• Dataset records:
● ● ● ● ● ● ●
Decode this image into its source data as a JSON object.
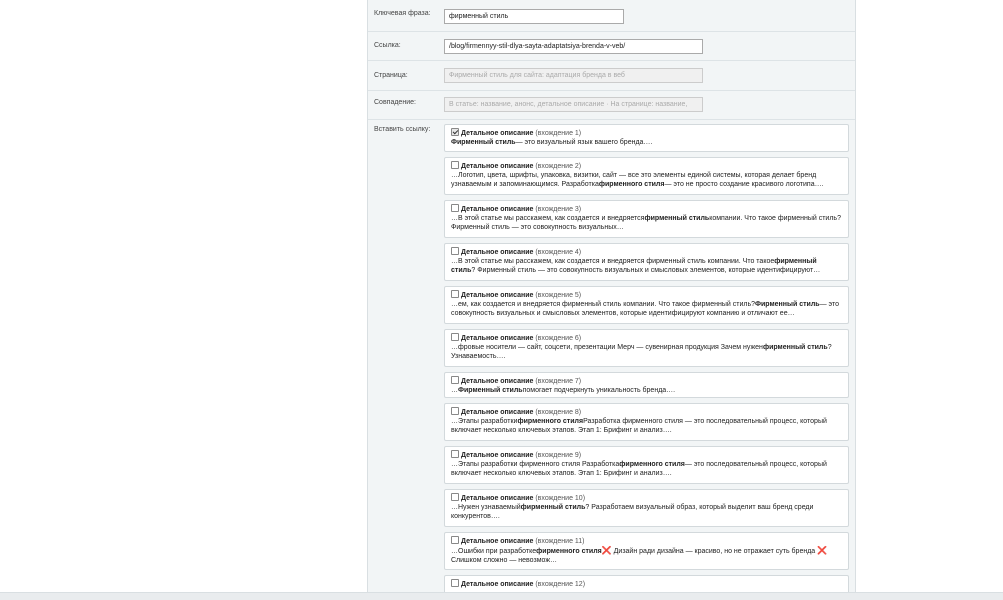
{
  "form": {
    "keyword_label": "Ключевая фраза:",
    "keyword_value": "фирменный стиль",
    "url_label": "Ссылка:",
    "url_value": "/blog/firmennyy-stil-dlya-sayta-adaptatsiya-brenda-v-veb/",
    "page_label": "Страница:",
    "page_value": "Фирменный стиль для сайта: адаптация бренда в веб",
    "match_label": "Совпадение:",
    "match_value": "В статье: название, анонс, детальное описание · На странице: название,",
    "insert_label": "Вставить ссылку:"
  },
  "occurrences": [
    {
      "title": "Детальное описание",
      "num": "(вхождение 1)",
      "checked": true,
      "body": [
        {
          "t": "Фирменный стиль",
          "b": true
        },
        {
          "t": "— это визуальный язык вашего бренда…."
        }
      ]
    },
    {
      "title": "Детальное описание",
      "num": "(вхождение 2)",
      "checked": false,
      "body": [
        {
          "t": "…Логотип, цвета, шрифты, упаковка, визитки, сайт — все это элементы единой системы, которая делает бренд узнаваемым и запоминающимся. Разработка"
        },
        {
          "t": "фирменного стиля",
          "b": true
        },
        {
          "t": "— это не просто создание красивого логотипа…."
        }
      ]
    },
    {
      "title": "Детальное описание",
      "num": "(вхождение 3)",
      "checked": false,
      "body": [
        {
          "t": "…В этой статье мы расскажем, как создается и внедряется"
        },
        {
          "t": "фирменный стиль",
          "b": true
        },
        {
          "t": "компании. Что такое фирменный стиль? Фирменный стиль — это совокупность визуальных…"
        }
      ]
    },
    {
      "title": "Детальное описание",
      "num": "(вхождение 4)",
      "checked": false,
      "body": [
        {
          "t": "…В этой статье мы расскажем, как создается и внедряется фирменный стиль компании. Что такое"
        },
        {
          "t": "фирменный стиль",
          "b": true
        },
        {
          "t": "? Фирменный стиль — это совокупность визуальных и смысловых элементов, которые идентифицируют…"
        }
      ]
    },
    {
      "title": "Детальное описание",
      "num": "(вхождение 5)",
      "checked": false,
      "body": [
        {
          "t": "…ем, как создается и внедряется фирменный стиль компании. Что такое фирменный стиль?"
        },
        {
          "t": "Фирменный стиль",
          "b": true
        },
        {
          "t": "— это совокупность визуальных и смысловых элементов, которые идентифицируют компанию и отличают ее…"
        }
      ]
    },
    {
      "title": "Детальное описание",
      "num": "(вхождение 6)",
      "checked": false,
      "body": [
        {
          "t": "…фровые носители — сайт, соцсети, презентации Мерч — сувенирная продукция Зачем нужен"
        },
        {
          "t": "фирменный стиль",
          "b": true
        },
        {
          "t": "? Узнаваемость…."
        }
      ]
    },
    {
      "title": "Детальное описание",
      "num": "(вхождение 7)",
      "checked": false,
      "body": [
        {
          "t": "…"
        },
        {
          "t": "Фирменный стиль",
          "b": true
        },
        {
          "t": "помогает подчеркнуть уникальность бренда…."
        }
      ]
    },
    {
      "title": "Детальное описание",
      "num": "(вхождение 8)",
      "checked": false,
      "body": [
        {
          "t": "…Этапы разработки"
        },
        {
          "t": "фирменного стиля",
          "b": true
        },
        {
          "t": "Разработка фирменного стиля — это последовательный процесс, который включает несколько ключевых этапов. Этап 1: Брифинг и анализ…."
        }
      ]
    },
    {
      "title": "Детальное описание",
      "num": "(вхождение 9)",
      "checked": false,
      "body": [
        {
          "t": "…Этапы разработки фирменного стиля Разработка"
        },
        {
          "t": "фирменного стиля",
          "b": true
        },
        {
          "t": "— это последовательный процесс, который включает несколько ключевых этапов. Этап 1: Брифинг и анализ…."
        }
      ]
    },
    {
      "title": "Детальное описание",
      "num": "(вхождение 10)",
      "checked": false,
      "body": [
        {
          "t": "…Нужен узнаваемый"
        },
        {
          "t": "фирменный стиль",
          "b": true
        },
        {
          "t": "? Разработаем визуальный образ, который выделит ваш бренд среди конкурентов…."
        }
      ]
    },
    {
      "title": "Детальное описание",
      "num": "(вхождение 11)",
      "checked": false,
      "body": [
        {
          "t": "…Ошибки при разработке"
        },
        {
          "t": "фирменного стиля",
          "b": true
        },
        {
          "t": "❌",
          "x": true
        },
        {
          "t": " Дизайн ради дизайна — красиво, но не отражает суть бренда "
        },
        {
          "t": "❌",
          "x": true
        },
        {
          "t": " Слишком сложно — невозмож…"
        }
      ]
    },
    {
      "title": "Детальное описание",
      "num": "(вхождение 12)",
      "checked": false,
      "body": []
    }
  ]
}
● ● ● ● ● ● ●
• SET EXERCISE:
Leave the pictures out and print the records above exactly as they stand.

• TASK ANSWER:
Decode this image into its source data as a JSON object.
{
  "form": {
    "keyword_label": "Ключевая фраза:",
    "keyword_value": "фирменный стиль",
    "url_label": "Ссылка:",
    "url_value": "/blog/firmennyy-stil-dlya-sayta-adaptatsiya-brenda-v-veb/",
    "page_label": "Страница:",
    "page_value": "Фирменный стиль для сайта: адаптация бренда в веб",
    "match_label": "Совпадение:",
    "match_value": "В статье: название, анонс, детальное описание · На странице: название,",
    "insert_label": "Вставить ссылку:"
  },
  "occurrences": [
    {
      "title": "Детальное описание",
      "num": "(вхождение 1)",
      "checked": true,
      "body": [
        {
          "t": "Фирменный стиль",
          "b": true
        },
        {
          "t": "— это визуальный язык вашего бренда…."
        }
      ]
    },
    {
      "title": "Детальное описание",
      "num": "(вхождение 2)",
      "checked": false,
      "body": [
        {
          "t": "…Логотип, цвета, шрифты, упаковка, визитки, сайт — все это элементы единой системы, которая делает бренд узнаваемым и запоминающимся. Разработка"
        },
        {
          "t": "фирменного стиля",
          "b": true
        },
        {
          "t": "— это не просто создание красивого логотипа…."
        }
      ]
    },
    {
      "title": "Детальное описание",
      "num": "(вхождение 3)",
      "checked": false,
      "body": [
        {
          "t": "…В этой статье мы расскажем, как создается и внедряется"
        },
        {
          "t": "фирменный стиль",
          "b": true
        },
        {
          "t": "компании. Что такое фирменный стиль? Фирменный стиль — это совокупность визуальных…"
        }
      ]
    },
    {
      "title": "Детальное описание",
      "num": "(вхождение 4)",
      "checked": false,
      "body": [
        {
          "t": "…В этой статье мы расскажем, как создается и внедряется фирменный стиль компании. Что такое"
        },
        {
          "t": "фирменный стиль",
          "b": true
        },
        {
          "t": "? Фирменный стиль — это совокупность визуальных и смысловых элементов, которые идентифицируют…"
        }
      ]
    },
    {
      "title": "Детальное описание",
      "num": "(вхождение 5)",
      "checked": false,
      "body": [
        {
          "t": "…ем, как создается и внедряется фирменный стиль компании. Что такое фирменный стиль?"
        },
        {
          "t": "Фирменный стиль",
          "b": true
        },
        {
          "t": "— это совокупность визуальных и смысловых элементов, которые идентифицируют компанию и отличают ее…"
        }
      ]
    },
    {
      "title": "Детальное описание",
      "num": "(вхождение 6)",
      "checked": false,
      "body": [
        {
          "t": "…фровые носители — сайт, соцсети, презентации Мерч — сувенирная продукция Зачем нужен"
        },
        {
          "t": "фирменный стиль",
          "b": true
        },
        {
          "t": "? Узнаваемость…."
        }
      ]
    },
    {
      "title": "Детальное описание",
      "num": "(вхождение 7)",
      "checked": false,
      "body": [
        {
          "t": "…"
        },
        {
          "t": "Фирменный стиль",
          "b": true
        },
        {
          "t": "помогает подчеркнуть уникальность бренда…."
        }
      ]
    },
    {
      "title": "Детальное описание",
      "num": "(вхождение 8)",
      "checked": false,
      "body": [
        {
          "t": "…Этапы разработки"
        },
        {
          "t": "фирменного стиля",
          "b": true
        },
        {
          "t": "Разработка фирменного стиля — это последовательный процесс, который включает несколько ключевых этапов. Этап 1: Брифинг и анализ…."
        }
      ]
    },
    {
      "title": "Детальное описание",
      "num": "(вхождение 9)",
      "checked": false,
      "body": [
        {
          "t": "…Этапы разработки фирменного стиля Разработка"
        },
        {
          "t": "фирменного стиля",
          "b": true
        },
        {
          "t": "— это последовательный процесс, который включает несколько ключевых этапов. Этап 1: Брифинг и анализ…."
        }
      ]
    },
    {
      "title": "Детальное описание",
      "num": "(вхождение 10)",
      "checked": false,
      "body": [
        {
          "t": "…Нужен узнаваемый"
        },
        {
          "t": "фирменный стиль",
          "b": true
        },
        {
          "t": "? Разработаем визуальный образ, который выделит ваш бренд среди конкурентов…."
        }
      ]
    },
    {
      "title": "Детальное описание",
      "num": "(вхождение 11)",
      "checked": false,
      "body": [
        {
          "t": "…Ошибки при разработке"
        },
        {
          "t": "фирменного стиля",
          "b": true
        },
        {
          "t": "❌",
          "x": true
        },
        {
          "t": " Дизайн ради дизайна — красиво, но не отражает суть бренда "
        },
        {
          "t": "❌",
          "x": true
        },
        {
          "t": " Слишком сложно — невозмож…"
        }
      ]
    },
    {
      "title": "Детальное описание",
      "num": "(вхождение 12)",
      "checked": false,
      "body": []
    }
  ]
}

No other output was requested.